GOAL »
Rewrite the lines of the records from the one containing "imprimir-boleto-action[interactable]: Imprimir Boleto" through the one containing "163, 114, 181)", inclusive, replacing "search-icon" with "magnifier-icon" and leaving everything else unchanged.

[Layout annotation data]
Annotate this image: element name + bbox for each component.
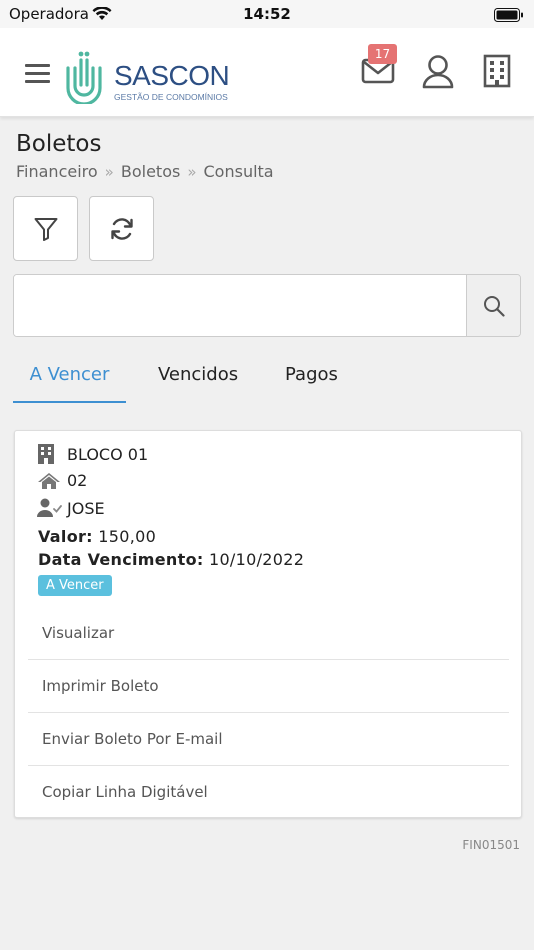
imprimir-boleto-action[interactable]: Imprimir Boleto (28, 660, 509, 713)
morador-row: JOSE (37, 498, 105, 518)
search-button[interactable] (466, 275, 520, 336)
search-icon (483, 295, 505, 317)
chevron-right-icon: » (104, 163, 114, 181)
enviar-email-action[interactable]: Enviar Boleto Por E-mail (28, 713, 509, 766)
user-icon[interactable] (421, 54, 455, 94)
tab-pagos[interactable]: Pagos (285, 364, 338, 385)
tab-a-vencer[interactable]: A Vencer (13, 364, 126, 385)
logo-tagline: GESTÃO DE CONDOMÍNIOS (114, 92, 228, 102)
chevron-right-icon: » (187, 163, 197, 181)
breadcrumb: Financeiro » Boletos » Consulta (16, 162, 274, 181)
mail-badge: 17 (368, 44, 397, 64)
breadcrumb-item-consulta: Consulta (203, 162, 274, 181)
building-icon (37, 444, 63, 464)
active-tab-indicator (13, 401, 126, 403)
unidade-label: 02 (67, 471, 88, 490)
clock-label: 14:52 (243, 5, 291, 23)
user-check-icon (37, 498, 63, 518)
logo-name: SASCON (114, 60, 230, 91)
breadcrumb-item-financeiro[interactable]: Financeiro (16, 162, 98, 181)
screen-code: FIN01501 (462, 838, 520, 852)
bloco-row: BLOCO 01 (37, 444, 148, 464)
search-bar (13, 274, 521, 337)
vencimento-value: 10/10/2022 (208, 550, 305, 569)
home-icon (37, 472, 63, 490)
page-title: Boletos (16, 131, 102, 157)
filter-icon (34, 217, 57, 241)
status-bar: Operadora 14:52 (0, 0, 534, 28)
status-badge: A Vencer (38, 575, 112, 596)
boleto-card: BLOCO 01 02 JOSE Valor: 150,00 Data Venc… (14, 430, 522, 818)
bloco-label: BLOCO 01 (67, 444, 149, 464)
tab-vencidos[interactable]: Vencidos (158, 364, 238, 385)
vencimento-row: Data Vencimento: 10/10/2022 (38, 550, 304, 569)
valor-row: Valor: 150,00 (38, 527, 156, 546)
sascon-logo: SASCON GESTÃO DE CONDOMÍNIOS (64, 50, 230, 106)
visualizar-action[interactable]: Visualizar (28, 607, 509, 660)
logo-mark-icon (66, 51, 102, 104)
vencimento-label: Data Vencimento: (38, 550, 204, 569)
valor-value: 150,00 (98, 527, 157, 546)
search-input[interactable] (14, 275, 468, 336)
morador-label: JOSE (67, 498, 105, 518)
unidade-row: 02 (37, 471, 87, 490)
valor-label: Valor: (38, 527, 93, 546)
refresh-button[interactable] (89, 196, 154, 261)
menu-icon[interactable] (25, 64, 50, 84)
battery-icon (494, 7, 524, 26)
copiar-linha-action[interactable]: Copiar Linha Digitável (28, 766, 509, 819)
breadcrumb-item-boletos[interactable]: Boletos (121, 162, 180, 181)
filter-button[interactable] (13, 196, 78, 261)
app-header: SASCON GESTÃO DE CONDOMÍNIOS 17 (0, 28, 534, 117)
refresh-icon (110, 217, 133, 240)
building-icon[interactable] (482, 54, 512, 92)
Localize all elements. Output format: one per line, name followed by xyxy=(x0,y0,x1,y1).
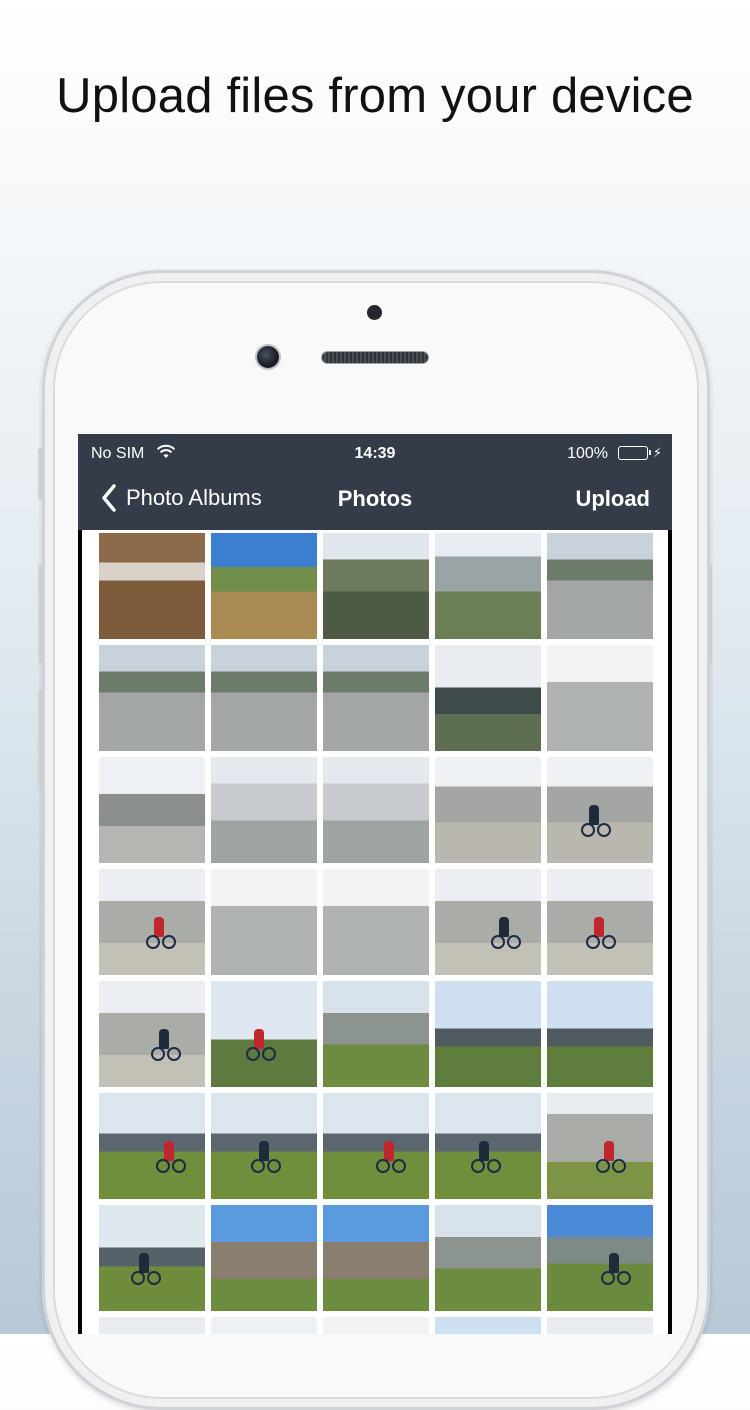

TASK SOLUTION »
imprimir-boleto-action[interactable]: Imprimir Boleto (28, 660, 509, 713)
morador-row: JOSE (37, 498, 105, 518)
search-button[interactable] (466, 275, 520, 336)
magnifier-icon (483, 295, 505, 317)
chevron-right-icon: » (104, 163, 114, 181)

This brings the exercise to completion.